▶ **Exercise aim**:
Collect each line of the records containing the string "Largura".
[BEGIN]
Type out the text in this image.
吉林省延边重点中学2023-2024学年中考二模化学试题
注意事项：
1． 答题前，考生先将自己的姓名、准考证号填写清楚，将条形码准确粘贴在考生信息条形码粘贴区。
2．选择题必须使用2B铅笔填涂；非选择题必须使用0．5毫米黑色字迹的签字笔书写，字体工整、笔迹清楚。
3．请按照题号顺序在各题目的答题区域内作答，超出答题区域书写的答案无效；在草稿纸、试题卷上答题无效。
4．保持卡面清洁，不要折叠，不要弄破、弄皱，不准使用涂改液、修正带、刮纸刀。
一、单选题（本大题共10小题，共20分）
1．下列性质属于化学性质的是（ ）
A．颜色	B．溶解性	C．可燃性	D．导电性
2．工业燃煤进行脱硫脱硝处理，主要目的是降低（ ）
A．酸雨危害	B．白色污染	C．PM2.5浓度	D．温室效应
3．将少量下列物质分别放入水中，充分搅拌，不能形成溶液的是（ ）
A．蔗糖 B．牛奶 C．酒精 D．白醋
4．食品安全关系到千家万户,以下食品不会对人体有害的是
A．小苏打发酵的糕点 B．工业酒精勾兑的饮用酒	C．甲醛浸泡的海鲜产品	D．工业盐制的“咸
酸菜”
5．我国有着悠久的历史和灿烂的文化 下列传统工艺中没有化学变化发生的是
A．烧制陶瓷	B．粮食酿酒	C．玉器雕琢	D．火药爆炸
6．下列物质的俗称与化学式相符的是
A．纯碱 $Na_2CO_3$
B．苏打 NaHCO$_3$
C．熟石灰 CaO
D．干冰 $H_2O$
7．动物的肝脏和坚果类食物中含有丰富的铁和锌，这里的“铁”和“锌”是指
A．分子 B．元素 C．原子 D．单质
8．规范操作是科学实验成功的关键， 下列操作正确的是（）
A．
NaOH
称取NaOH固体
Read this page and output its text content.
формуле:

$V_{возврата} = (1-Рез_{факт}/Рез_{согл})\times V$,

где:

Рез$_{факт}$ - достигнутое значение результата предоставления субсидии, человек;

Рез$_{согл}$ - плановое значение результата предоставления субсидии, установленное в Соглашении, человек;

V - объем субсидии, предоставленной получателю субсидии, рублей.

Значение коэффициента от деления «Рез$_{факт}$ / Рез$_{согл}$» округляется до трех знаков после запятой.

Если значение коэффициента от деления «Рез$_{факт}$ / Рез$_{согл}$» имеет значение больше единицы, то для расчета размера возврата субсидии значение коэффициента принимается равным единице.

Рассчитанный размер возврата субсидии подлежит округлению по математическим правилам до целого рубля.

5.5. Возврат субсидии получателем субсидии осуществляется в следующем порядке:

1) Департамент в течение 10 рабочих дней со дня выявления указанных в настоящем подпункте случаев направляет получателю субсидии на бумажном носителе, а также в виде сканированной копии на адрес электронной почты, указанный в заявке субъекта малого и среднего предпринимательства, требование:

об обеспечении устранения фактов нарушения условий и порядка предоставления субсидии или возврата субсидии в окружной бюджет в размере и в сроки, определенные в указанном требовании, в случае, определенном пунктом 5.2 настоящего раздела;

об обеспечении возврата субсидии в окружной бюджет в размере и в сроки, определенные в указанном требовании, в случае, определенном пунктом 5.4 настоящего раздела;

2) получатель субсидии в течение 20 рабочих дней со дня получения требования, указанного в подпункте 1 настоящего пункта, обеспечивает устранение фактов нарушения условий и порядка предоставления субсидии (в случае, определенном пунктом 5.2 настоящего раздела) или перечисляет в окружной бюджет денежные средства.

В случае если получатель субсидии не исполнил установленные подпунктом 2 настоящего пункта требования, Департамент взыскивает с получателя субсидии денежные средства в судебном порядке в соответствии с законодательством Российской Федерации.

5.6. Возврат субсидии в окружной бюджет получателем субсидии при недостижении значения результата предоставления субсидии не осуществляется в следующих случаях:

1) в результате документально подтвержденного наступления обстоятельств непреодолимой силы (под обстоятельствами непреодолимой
[END]
[BEGIN]
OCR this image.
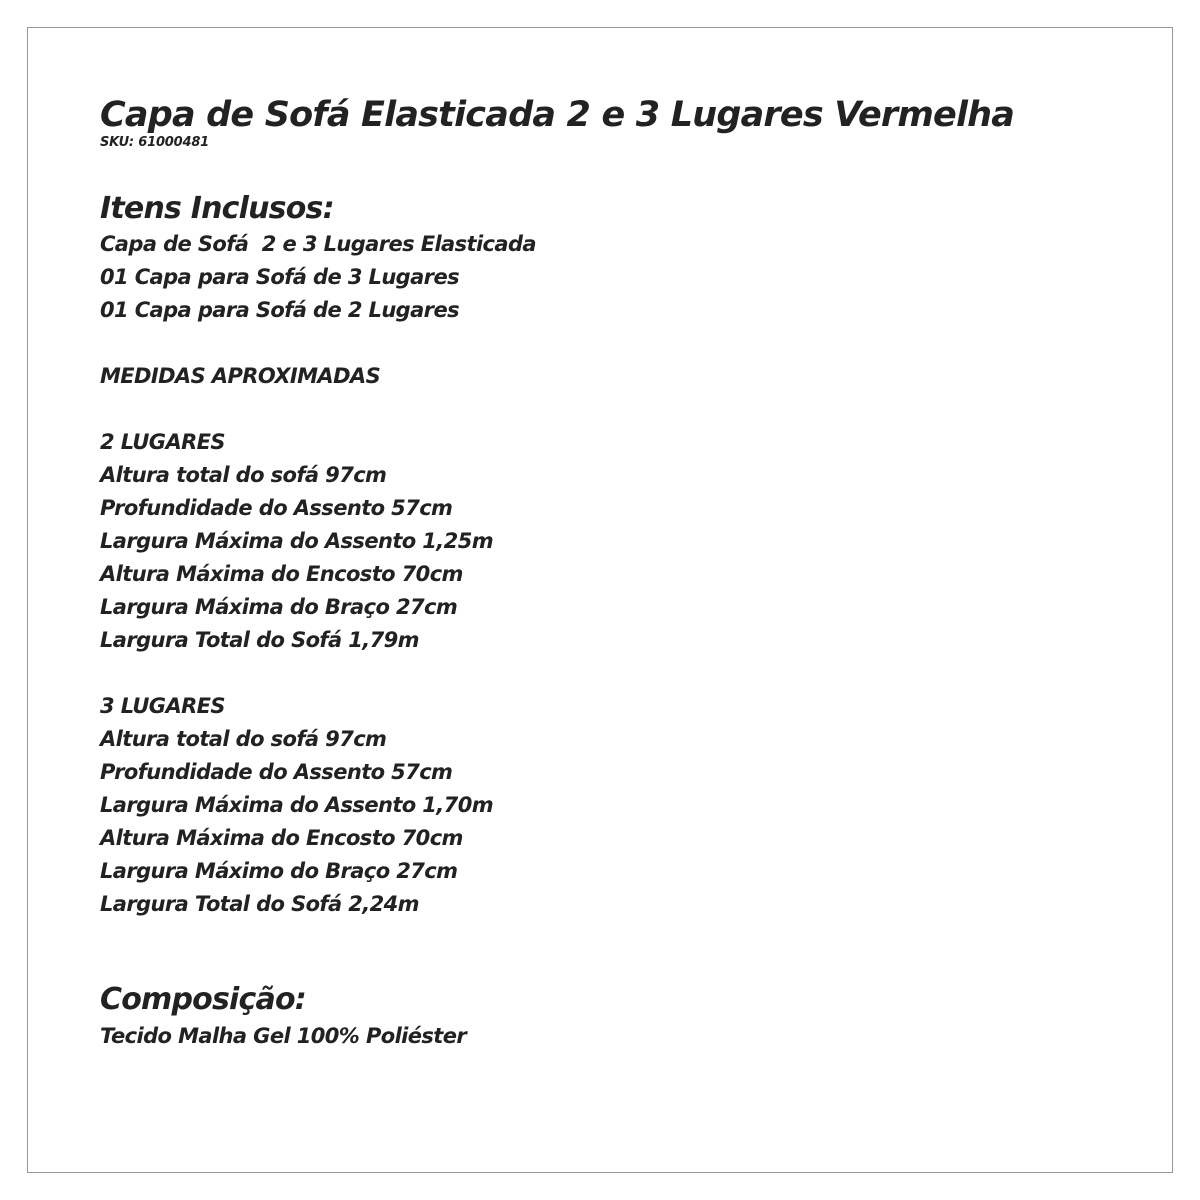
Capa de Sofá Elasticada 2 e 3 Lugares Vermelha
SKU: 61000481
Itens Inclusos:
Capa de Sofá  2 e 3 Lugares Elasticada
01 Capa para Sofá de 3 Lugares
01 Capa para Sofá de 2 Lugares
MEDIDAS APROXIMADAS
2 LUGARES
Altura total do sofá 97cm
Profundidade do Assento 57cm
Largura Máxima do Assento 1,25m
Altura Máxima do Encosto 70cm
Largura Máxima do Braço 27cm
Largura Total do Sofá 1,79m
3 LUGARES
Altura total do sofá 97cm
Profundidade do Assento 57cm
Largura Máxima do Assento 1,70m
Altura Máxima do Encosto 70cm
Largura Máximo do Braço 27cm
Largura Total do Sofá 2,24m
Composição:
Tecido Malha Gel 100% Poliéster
[END]
▶ **Task answer**:
Largura Máxima do Assento 1,25m
Largura Máxima do Braço 27cm
Largura Total do Sofá 1,79m
Largura Máxima do Assento 1,70m
Largura Máximo do Braço 27cm
Largura Total do Sofá 2,24m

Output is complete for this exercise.